## Job
All the data should come back exactly as it was given.

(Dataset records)
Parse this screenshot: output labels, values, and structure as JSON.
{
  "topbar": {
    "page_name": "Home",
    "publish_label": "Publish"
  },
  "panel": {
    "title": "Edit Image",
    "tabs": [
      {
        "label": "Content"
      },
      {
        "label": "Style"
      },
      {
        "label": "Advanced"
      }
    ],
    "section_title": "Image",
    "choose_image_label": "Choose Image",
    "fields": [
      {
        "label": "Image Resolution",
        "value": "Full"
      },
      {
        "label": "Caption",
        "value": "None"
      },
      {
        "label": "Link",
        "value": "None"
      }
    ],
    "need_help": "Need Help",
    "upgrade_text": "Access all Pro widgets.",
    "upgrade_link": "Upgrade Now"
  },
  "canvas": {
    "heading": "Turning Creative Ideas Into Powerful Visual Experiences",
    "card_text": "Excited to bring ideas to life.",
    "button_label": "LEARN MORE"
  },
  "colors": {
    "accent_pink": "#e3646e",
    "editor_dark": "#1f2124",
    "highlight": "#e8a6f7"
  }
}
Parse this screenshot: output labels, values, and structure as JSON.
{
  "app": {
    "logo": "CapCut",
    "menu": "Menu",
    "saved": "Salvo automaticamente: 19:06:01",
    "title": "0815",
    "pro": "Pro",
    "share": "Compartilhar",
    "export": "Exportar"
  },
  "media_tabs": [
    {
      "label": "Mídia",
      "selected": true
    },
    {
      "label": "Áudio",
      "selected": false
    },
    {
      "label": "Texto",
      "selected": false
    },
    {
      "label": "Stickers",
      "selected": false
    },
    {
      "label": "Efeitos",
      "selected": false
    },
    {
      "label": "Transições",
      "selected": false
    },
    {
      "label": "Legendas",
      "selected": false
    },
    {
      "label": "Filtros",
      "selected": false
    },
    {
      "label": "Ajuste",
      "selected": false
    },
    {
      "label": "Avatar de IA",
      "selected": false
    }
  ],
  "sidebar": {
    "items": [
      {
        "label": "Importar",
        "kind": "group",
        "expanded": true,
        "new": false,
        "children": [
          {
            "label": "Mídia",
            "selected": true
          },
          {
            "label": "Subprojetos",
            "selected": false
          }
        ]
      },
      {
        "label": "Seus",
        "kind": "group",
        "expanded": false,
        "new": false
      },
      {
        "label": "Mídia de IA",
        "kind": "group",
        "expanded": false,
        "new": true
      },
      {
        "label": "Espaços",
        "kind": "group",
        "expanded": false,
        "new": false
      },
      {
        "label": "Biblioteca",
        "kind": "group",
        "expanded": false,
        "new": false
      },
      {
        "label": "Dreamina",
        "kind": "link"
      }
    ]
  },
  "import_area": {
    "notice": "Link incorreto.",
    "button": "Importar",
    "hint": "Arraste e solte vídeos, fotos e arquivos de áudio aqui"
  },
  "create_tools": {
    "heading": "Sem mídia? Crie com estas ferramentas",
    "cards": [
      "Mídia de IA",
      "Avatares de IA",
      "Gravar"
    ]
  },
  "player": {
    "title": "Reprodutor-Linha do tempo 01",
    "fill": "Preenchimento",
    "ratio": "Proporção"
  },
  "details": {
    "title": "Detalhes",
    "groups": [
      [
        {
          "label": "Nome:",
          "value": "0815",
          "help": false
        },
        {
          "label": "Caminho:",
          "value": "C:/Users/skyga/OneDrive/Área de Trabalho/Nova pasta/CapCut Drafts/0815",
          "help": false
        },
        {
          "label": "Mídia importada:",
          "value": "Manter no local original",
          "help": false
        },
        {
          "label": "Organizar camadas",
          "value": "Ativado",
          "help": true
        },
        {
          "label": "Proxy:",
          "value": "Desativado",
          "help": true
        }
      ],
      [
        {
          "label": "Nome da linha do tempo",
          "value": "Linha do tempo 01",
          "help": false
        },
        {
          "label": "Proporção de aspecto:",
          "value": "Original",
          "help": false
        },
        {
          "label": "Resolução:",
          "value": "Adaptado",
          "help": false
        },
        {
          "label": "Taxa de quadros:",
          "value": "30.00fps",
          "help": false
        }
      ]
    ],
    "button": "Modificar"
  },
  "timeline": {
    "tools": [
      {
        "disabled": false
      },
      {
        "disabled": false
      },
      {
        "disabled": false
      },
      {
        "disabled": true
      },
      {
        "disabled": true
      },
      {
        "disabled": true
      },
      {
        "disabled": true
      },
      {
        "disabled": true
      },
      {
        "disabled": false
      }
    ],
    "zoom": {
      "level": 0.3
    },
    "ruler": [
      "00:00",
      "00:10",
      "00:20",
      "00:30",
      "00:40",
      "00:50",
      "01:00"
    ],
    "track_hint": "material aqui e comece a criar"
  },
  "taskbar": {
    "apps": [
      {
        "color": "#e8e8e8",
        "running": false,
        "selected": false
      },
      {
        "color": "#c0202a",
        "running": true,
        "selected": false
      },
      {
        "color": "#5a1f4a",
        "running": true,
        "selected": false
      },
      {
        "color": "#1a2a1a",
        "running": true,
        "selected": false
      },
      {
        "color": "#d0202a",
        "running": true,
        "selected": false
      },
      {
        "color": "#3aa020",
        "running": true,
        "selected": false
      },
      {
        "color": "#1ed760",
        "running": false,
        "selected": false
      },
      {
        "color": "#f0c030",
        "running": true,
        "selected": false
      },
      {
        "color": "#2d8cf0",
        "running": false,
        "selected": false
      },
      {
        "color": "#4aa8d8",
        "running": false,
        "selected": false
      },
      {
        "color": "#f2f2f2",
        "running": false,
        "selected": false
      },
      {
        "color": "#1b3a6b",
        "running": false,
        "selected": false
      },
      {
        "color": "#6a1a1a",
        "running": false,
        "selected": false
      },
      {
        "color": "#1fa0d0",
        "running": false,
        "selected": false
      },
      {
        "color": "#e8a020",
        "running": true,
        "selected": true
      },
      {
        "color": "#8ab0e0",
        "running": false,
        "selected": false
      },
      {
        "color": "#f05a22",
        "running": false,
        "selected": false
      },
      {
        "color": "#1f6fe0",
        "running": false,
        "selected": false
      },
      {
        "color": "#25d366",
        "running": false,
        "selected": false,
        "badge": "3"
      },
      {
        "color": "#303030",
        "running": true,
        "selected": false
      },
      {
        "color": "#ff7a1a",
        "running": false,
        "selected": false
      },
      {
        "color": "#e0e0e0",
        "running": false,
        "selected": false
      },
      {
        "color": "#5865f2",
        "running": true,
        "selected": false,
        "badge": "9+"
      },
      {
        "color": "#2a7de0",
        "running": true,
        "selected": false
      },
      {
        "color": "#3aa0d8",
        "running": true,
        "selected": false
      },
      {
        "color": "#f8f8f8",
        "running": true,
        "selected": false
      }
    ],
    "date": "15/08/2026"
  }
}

## Correct answer
Parse this screenshot: output labels, values, and structure as JSON.
{
  "topbar": {
    "page_name": "Home",
    "publish_label": "Publish"
  },
  "panel": {
    "title": "Edit Image",
    "tabs": [
      {
        "label": "Content"
      },
      {
        "label": "Style"
      },
      {
        "label": "Advanced"
      }
    ],
    "section_title": "Image",
    "choose_image_label": "Choose Image",
    "fields": [
      {
        "label": "Image Resolution",
        "value": "Full"
      },
      {
        "label": "Caption",
        "value": "None"
      },
      {
        "label": "Link",
        "value": "None"
      }
    ],
    "need_help": "Need Help",
    "upgrade_text": "Access all Pro widgets.",
    "upgrade_link": "Upgrade Now"
  },
  "canvas": {
    "heading": "Turning Creative Ideas Into Powerful Visual Experiences",
    "card_text": "Excited to bring ideas to life.",
    "button_label": "LEARN MORE"
  },
  "colors": {
    "accent_pink": "#e3646e",
    "editor_dark": "#1f2124",
    "highlight": "#e8a6f7"
  }
}
Parse this screenshot: output labels, values, and structure as JSON.
{
  "app": {
    "logo": "CapCut",
    "menu": "Menu",
    "saved": "Salvo automaticamente: 19:06:01",
    "title": "0815",
    "pro": "Pro",
    "share": "Compartilhar",
    "export": "Exportar"
  },
  "media_tabs": [
    {
      "label": "Mídia",
      "selected": true
    },
    {
      "label": "Áudio",
      "selected": false
    },
    {
      "label": "Texto",
      "selected": false
    },
    {
      "label": "Stickers",
      "selected": false
    },
    {
      "label": "Efeitos",
      "selected": false
    },
    {
      "label": "Transições",
      "selected": false
    },
    {
      "label": "Legendas",
      "selected": false
    },
    {
      "label": "Filtros",
      "selected": false
    },
    {
      "label": "Ajuste",
      "selected": false
    },
    {
      "label": "Avatar de IA",
      "selected": false
    }
  ],
  "sidebar": {
    "items": [
      {
        "label": "Importar",
        "kind": "group",
        "expanded": true,
        "new": false,
        "children": [
          {
            "label": "Mídia",
            "selected": true
          },
          {
            "label": "Subprojetos",
            "selected": false
          }
        ]
      },
      {
        "label": "Seus",
        "kind": "group",
        "expanded": false,
        "new": false
      },
      {
        "label": "Mídia de IA",
        "kind": "group",
        "expanded": false,
        "new": true
      },
      {
        "label": "Espaços",
        "kind": "group",
        "expanded": false,
        "new": false
      },
      {
        "label": "Biblioteca",
        "kind": "group",
        "expanded": false,
        "new": false
      },
      {
        "label": "Dreamina",
        "kind": "link"
      }
    ]
  },
  "import_area": {
    "notice": "Link incorreto.",
    "button": "Importar",
    "hint": "Arraste e solte vídeos, fotos e arquivos de áudio aqui"
  },
  "create_tools": {
    "heading": "Sem mídia? Crie com estas ferramentas",
    "cards": [
      "Mídia de IA",
      "Avatares de IA",
      "Gravar"
    ]
  },
  "player": {
    "title": "Reprodutor-Linha do tempo 01",
    "fill": "Preenchimento",
    "ratio": "Proporção"
  },
  "details": {
    "title": "Detalhes",
    "groups": [
      [
        {
          "label": "Nome:",
          "value": "0815",
          "help": false
        },
        {
          "label": "Caminho:",
          "value": "C:/Users/skyga/OneDrive/Área de Trabalho/Nova pasta/CapCut Drafts/0815",
          "help": false
        },
        {
          "label": "Mídia importada:",
          "value": "Manter no local original",
          "help": false
        },
        {
          "label": "Organizar camadas",
          "value": "Ativado",
          "help": true
        },
        {
          "label": "Proxy:",
          "value": "Desativado",
          "help": true
        }
      ],
      [
        {
          "label": "Nome da linha do tempo",
          "value": "Linha do tempo 01",
          "help": false
        },
        {
          "label": "Proporção de aspecto:",
          "value": "Original",
          "help": false
        },
        {
          "label": "Resolução:",
          "value": "Adaptado",
          "help": false
        },
        {
          "label": "Taxa de quadros:",
          "value": "30.00fps",
          "help": false
        }
      ]
    ],
    "button": "Modificar"
  },
  "timeline": {
    "tools": [
      {
        "disabled": false
      },
      {
        "disabled": false
      },
      {
        "disabled": false
      },
      {
        "disabled": true
      },
      {
        "disabled": true
      },
      {
        "disabled": true
      },
      {
        "disabled": true
      },
      {
        "disabled": true
      },
      {
        "disabled": false
      }
    ],
    "zoom": {
      "level": 0.3
    },
    "ruler": [
      "00:00",
      "00:10",
      "00:20",
      "00:30",
      "00:40",
      "00:50",
      "01:00"
    ],
    "track_hint": "material aqui e comece a criar"
  },
  "taskbar": {
    "apps": [
      {
        "color": "#e8e8e8",
        "running": false,
        "selected": false
      },
      {
        "color": "#c0202a",
        "running": true,
        "selected": false
      },
      {
        "color": "#5a1f4a",
        "running": true,
        "selected": false
      },
      {
        "color": "#1a2a1a",
        "running": true,
        "selected": false
      },
      {
        "color": "#d0202a",
        "running": true,
        "selected": false
      },
      {
        "color": "#3aa020",
        "running": true,
        "selected": false
      },
      {
        "color": "#1ed760",
        "running": false,
        "selected": false
      },
      {
        "color": "#f0c030",
        "running": true,
        "selected": false
      },
      {
        "color": "#2d8cf0",
        "running": false,
        "selected": false
      },
      {
        "color": "#4aa8d8",
        "running": false,
        "selected": false
      },
      {
        "color": "#f2f2f2",
        "running": false,
        "selected": false
      },
      {
        "color": "#1b3a6b",
        "running": false,
        "selected": false
      },
      {
        "color": "#6a1a1a",
        "running": false,
        "selected": false
      },
      {
        "color": "#1fa0d0",
        "running": false,
        "selected": false
      },
      {
        "color": "#e8a020",
        "running": true,
        "selected": true
      },
      {
        "color": "#8ab0e0",
        "running": false,
        "selected": false
      },
      {
        "color": "#f05a22",
        "running": false,
        "selected": false
      },
      {
        "color": "#1f6fe0",
        "running": false,
        "selected": false
      },
      {
        "color": "#25d366",
        "running": false,
        "selected": false,
        "badge": "3"
      },
      {
        "color": "#303030",
        "running": true,
        "selected": false
      },
      {
        "color": "#ff7a1a",
        "running": false,
        "selected": false
      },
      {
        "color": "#e0e0e0",
        "running": false,
        "selected": false
      },
      {
        "color": "#5865f2",
        "running": true,
        "selected": false,
        "badge": "9+"
      },
      {
        "color": "#2a7de0",
        "running": true,
        "selected": false
      },
      {
        "color": "#3aa0d8",
        "running": true,
        "selected": false
      },
      {
        "color": "#f8f8f8",
        "running": true,
        "selected": false
      }
    ],
    "date": "15/08/2026"
  }
}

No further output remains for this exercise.